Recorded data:

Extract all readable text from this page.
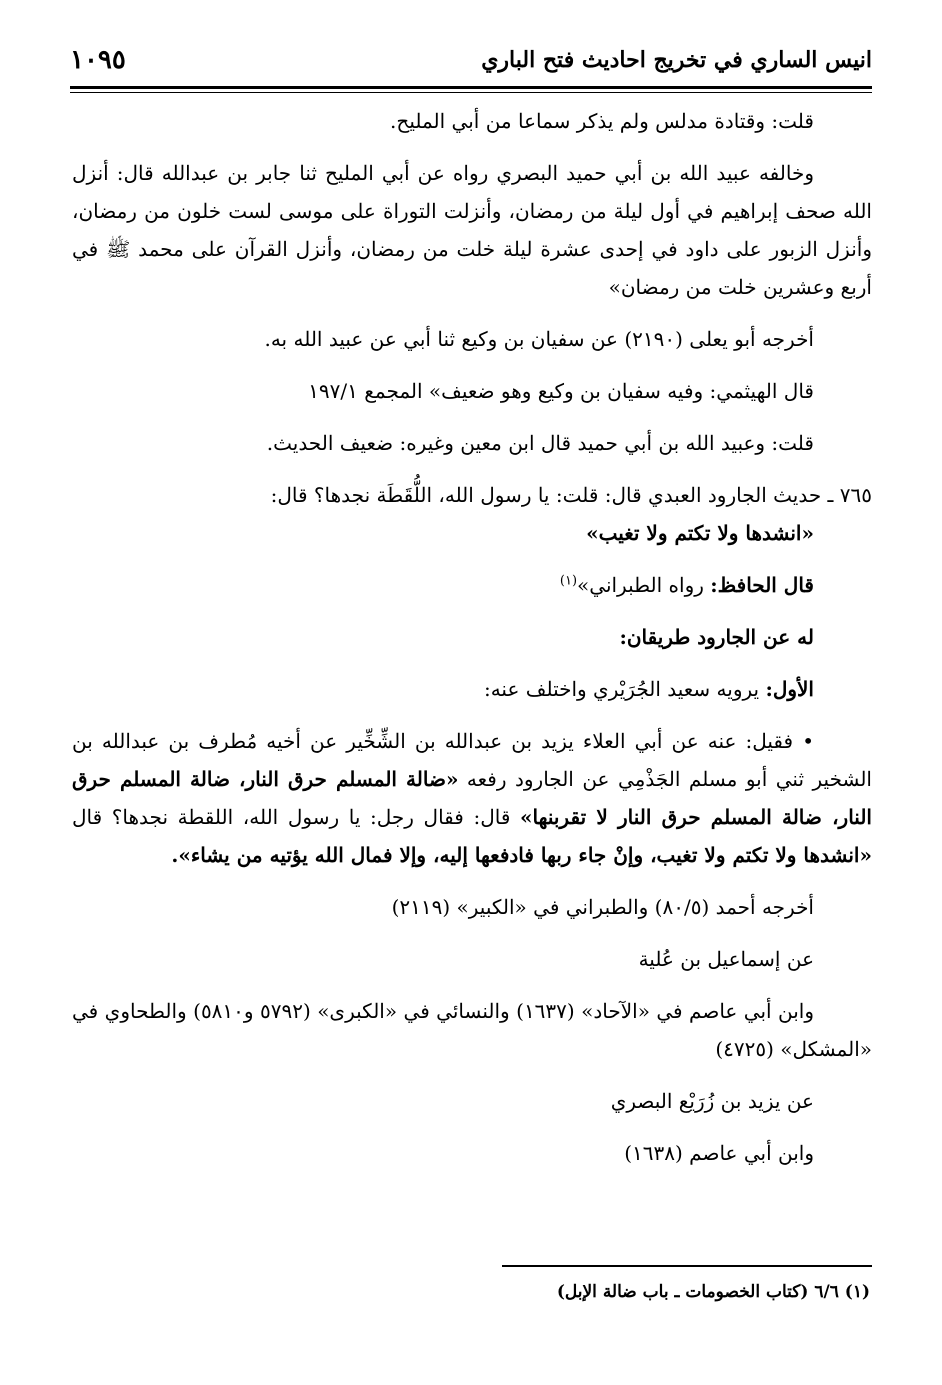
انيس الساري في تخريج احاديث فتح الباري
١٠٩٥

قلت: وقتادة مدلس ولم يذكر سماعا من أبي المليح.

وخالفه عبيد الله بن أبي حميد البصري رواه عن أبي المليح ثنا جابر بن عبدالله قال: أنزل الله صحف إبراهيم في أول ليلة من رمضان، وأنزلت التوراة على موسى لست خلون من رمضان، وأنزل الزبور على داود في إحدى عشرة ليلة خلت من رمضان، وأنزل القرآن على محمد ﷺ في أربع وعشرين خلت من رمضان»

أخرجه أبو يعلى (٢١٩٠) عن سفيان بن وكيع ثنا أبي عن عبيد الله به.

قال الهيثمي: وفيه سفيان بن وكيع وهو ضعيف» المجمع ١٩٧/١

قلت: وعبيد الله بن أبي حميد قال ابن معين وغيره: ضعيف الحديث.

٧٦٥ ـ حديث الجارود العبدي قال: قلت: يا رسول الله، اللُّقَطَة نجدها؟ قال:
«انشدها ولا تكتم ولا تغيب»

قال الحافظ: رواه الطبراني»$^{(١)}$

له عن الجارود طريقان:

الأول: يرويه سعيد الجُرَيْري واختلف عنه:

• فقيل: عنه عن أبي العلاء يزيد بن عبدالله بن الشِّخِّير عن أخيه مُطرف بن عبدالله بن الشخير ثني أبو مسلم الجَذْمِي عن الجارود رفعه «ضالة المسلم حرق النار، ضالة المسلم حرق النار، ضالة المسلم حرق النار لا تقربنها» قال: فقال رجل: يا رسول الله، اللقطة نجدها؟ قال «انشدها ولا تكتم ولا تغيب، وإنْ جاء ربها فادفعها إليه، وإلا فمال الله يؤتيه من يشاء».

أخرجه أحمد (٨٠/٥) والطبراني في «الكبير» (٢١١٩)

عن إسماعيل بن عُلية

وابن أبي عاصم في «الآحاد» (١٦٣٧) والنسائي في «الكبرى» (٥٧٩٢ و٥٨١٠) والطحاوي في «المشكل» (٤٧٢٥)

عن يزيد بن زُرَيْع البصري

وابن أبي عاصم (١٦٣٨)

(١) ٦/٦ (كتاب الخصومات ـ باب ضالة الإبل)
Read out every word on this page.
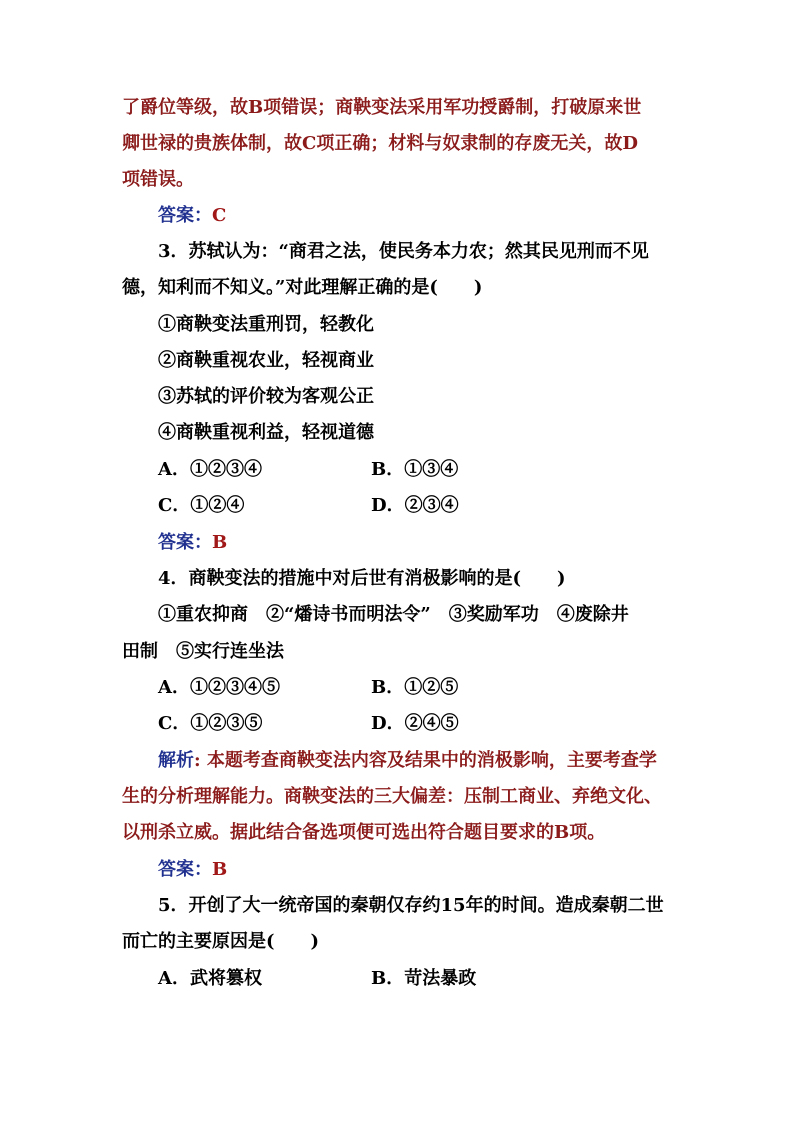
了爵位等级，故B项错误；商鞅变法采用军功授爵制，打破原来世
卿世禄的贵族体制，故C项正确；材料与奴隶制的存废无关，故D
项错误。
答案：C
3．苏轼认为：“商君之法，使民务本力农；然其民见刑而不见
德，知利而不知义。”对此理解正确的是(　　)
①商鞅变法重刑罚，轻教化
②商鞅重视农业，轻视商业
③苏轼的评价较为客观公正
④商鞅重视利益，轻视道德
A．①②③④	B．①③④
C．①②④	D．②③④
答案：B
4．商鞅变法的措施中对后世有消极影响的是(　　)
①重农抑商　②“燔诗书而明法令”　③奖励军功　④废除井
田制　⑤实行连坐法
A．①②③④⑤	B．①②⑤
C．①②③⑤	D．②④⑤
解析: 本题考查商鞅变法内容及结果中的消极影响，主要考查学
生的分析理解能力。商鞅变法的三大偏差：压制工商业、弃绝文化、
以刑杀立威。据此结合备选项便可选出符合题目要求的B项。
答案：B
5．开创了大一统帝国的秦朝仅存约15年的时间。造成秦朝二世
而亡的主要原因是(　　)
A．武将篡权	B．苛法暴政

Problem description: Copy out all the records exactly, excluding pictures.

Exercise response:
Extract all readable text from this page.
انيس الساري في تخريج احاديث فتح الباري
١٠٩٥

قلت: وقتادة مدلس ولم يذكر سماعا من أبي المليح.

وخالفه عبيد الله بن أبي حميد البصري رواه عن أبي المليح ثنا جابر بن عبدالله قال: أنزل الله صحف إبراهيم في أول ليلة من رمضان، وأنزلت التوراة على موسى لست خلون من رمضان، وأنزل الزبور على داود في إحدى عشرة ليلة خلت من رمضان، وأنزل القرآن على محمد ﷺ في أربع وعشرين خلت من رمضان»

أخرجه أبو يعلى (٢١٩٠) عن سفيان بن وكيع ثنا أبي عن عبيد الله به.

قال الهيثمي: وفيه سفيان بن وكيع وهو ضعيف» المجمع ١٩٧/١

قلت: وعبيد الله بن أبي حميد قال ابن معين وغيره: ضعيف الحديث.

٧٦٥ ـ حديث الجارود العبدي قال: قلت: يا رسول الله، اللُّقَطَة نجدها؟ قال:
«انشدها ولا تكتم ولا تغيب»

قال الحافظ: رواه الطبراني»$^{(١)}$

له عن الجارود طريقان:

الأول: يرويه سعيد الجُرَيْري واختلف عنه:

• فقيل: عنه عن أبي العلاء يزيد بن عبدالله بن الشِّخِّير عن أخيه مُطرف بن عبدالله بن الشخير ثني أبو مسلم الجَذْمِي عن الجارود رفعه «ضالة المسلم حرق النار، ضالة المسلم حرق النار، ضالة المسلم حرق النار لا تقربنها» قال: فقال رجل: يا رسول الله، اللقطة نجدها؟ قال «انشدها ولا تكتم ولا تغيب، وإنْ جاء ربها فادفعها إليه، وإلا فمال الله يؤتيه من يشاء».

أخرجه أحمد (٨٠/٥) والطبراني في «الكبير» (٢١١٩)

عن إسماعيل بن عُلية

وابن أبي عاصم في «الآحاد» (١٦٣٧) والنسائي في «الكبرى» (٥٧٩٢ و٥٨١٠) والطحاوي في «المشكل» (٤٧٢٥)

عن يزيد بن زُرَيْع البصري

وابن أبي عاصم (١٦٣٨)

(١) ٦/٦ (كتاب الخصومات ـ باب ضالة الإبل)
Read out every word on this page.
了爵位等级，故B项错误；商鞅变法采用军功授爵制，打破原来世
卿世禄的贵族体制，故C项正确；材料与奴隶制的存废无关，故D
项错误。
答案：C
3．苏轼认为：“商君之法，使民务本力农；然其民见刑而不见
德，知利而不知义。”对此理解正确的是(　　)
①商鞅变法重刑罚，轻教化
②商鞅重视农业，轻视商业
③苏轼的评价较为客观公正
④商鞅重视利益，轻视道德
A．①②③④	B．①③④
C．①②④	D．②③④
答案：B
4．商鞅变法的措施中对后世有消极影响的是(　　)
①重农抑商　②“燔诗书而明法令”　③奖励军功　④废除井
田制　⑤实行连坐法
A．①②③④⑤	B．①②⑤
C．①②③⑤	D．②④⑤
解析: 本题考查商鞅变法内容及结果中的消极影响，主要考查学
生的分析理解能力。商鞅变法的三大偏差：压制工商业、弃绝文化、
以刑杀立威。据此结合备选项便可选出符合题目要求的B项。
答案：B
5．开创了大一统帝国的秦朝仅存约15年的时间。造成秦朝二世
而亡的主要原因是(　　)
A．武将篡权	B．苛法暴政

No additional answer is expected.